# Start of Records for processing

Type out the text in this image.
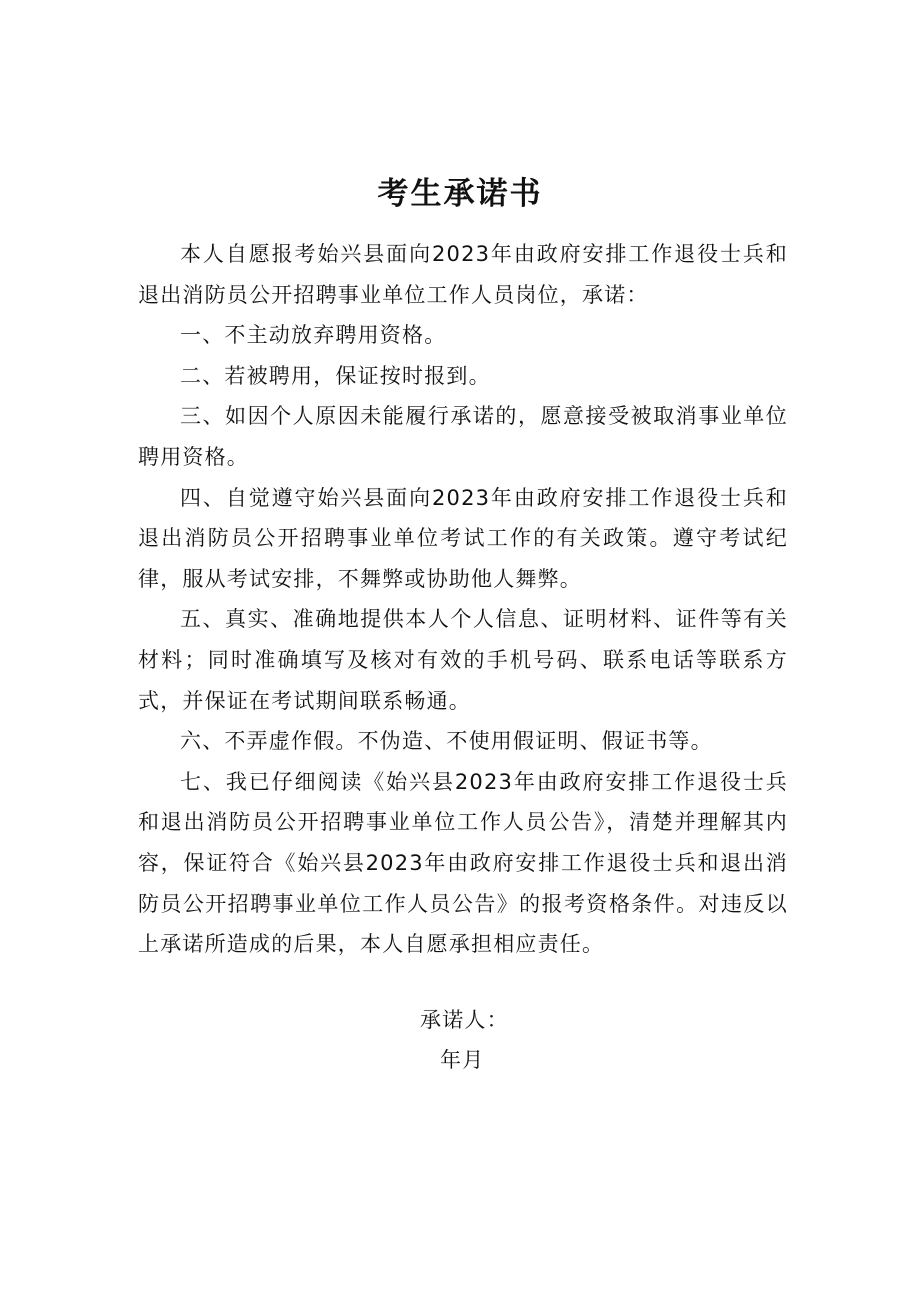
考生承诺书

本人自愿报考始兴县面向2023年由政府安排工作退役士兵和退出消防员公开招聘事业单位工作人员岗位，承诺：

一、不主动放弃聘用资格。

二、若被聘用，保证按时报到。

三、如因个人原因未能履行承诺的，愿意接受被取消事业单位聘用资格。

四、自觉遵守始兴县面向2023年由政府安排工作退役士兵和退出消防员公开招聘事业单位考试工作的有关政策。遵守考试纪律，服从考试安排，不舞弊或协助他人舞弊。

五、真实、准确地提供本人个人信息、证明材料、证件等有关材料；同时准确填写及核对有效的手机号码、联系电话等联系方式，并保证在考试期间联系畅通。

六、不弄虚作假。不伪造、不使用假证明、假证书等。

七、我已仔细阅读《始兴县2023年由政府安排工作退役士兵和退出消防员公开招聘事业单位工作人员公告》，清楚并理解其内容，保证符合《始兴县2023年由政府安排工作退役士兵和退出消防员公开招聘事业单位工作人员公告》的报考资格条件。对违反以上承诺所造成的后果，本人自愿承担相应责任。

承诺人：
年月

# End of Records for processing

Transcribe the full listing character for character. Pictures are excluded.

=== Task answer ===
Type out the text in this image.
考生承诺书

本人自愿报考始兴县面向2023年由政府安排工作退役士兵和退出消防员公开招聘事业单位工作人员岗位，承诺：

一、不主动放弃聘用资格。

二、若被聘用，保证按时报到。

三、如因个人原因未能履行承诺的，愿意接受被取消事业单位聘用资格。

四、自觉遵守始兴县面向2023年由政府安排工作退役士兵和退出消防员公开招聘事业单位考试工作的有关政策。遵守考试纪律，服从考试安排，不舞弊或协助他人舞弊。

五、真实、准确地提供本人个人信息、证明材料、证件等有关材料；同时准确填写及核对有效的手机号码、联系电话等联系方式，并保证在考试期间联系畅通。

六、不弄虚作假。不伪造、不使用假证明、假证书等。

七、我已仔细阅读《始兴县2023年由政府安排工作退役士兵和退出消防员公开招聘事业单位工作人员公告》，清楚并理解其内容，保证符合《始兴县2023年由政府安排工作退役士兵和退出消防员公开招聘事业单位工作人员公告》的报考资格条件。对违反以上承诺所造成的后果，本人自愿承担相应责任。

承诺人：
年月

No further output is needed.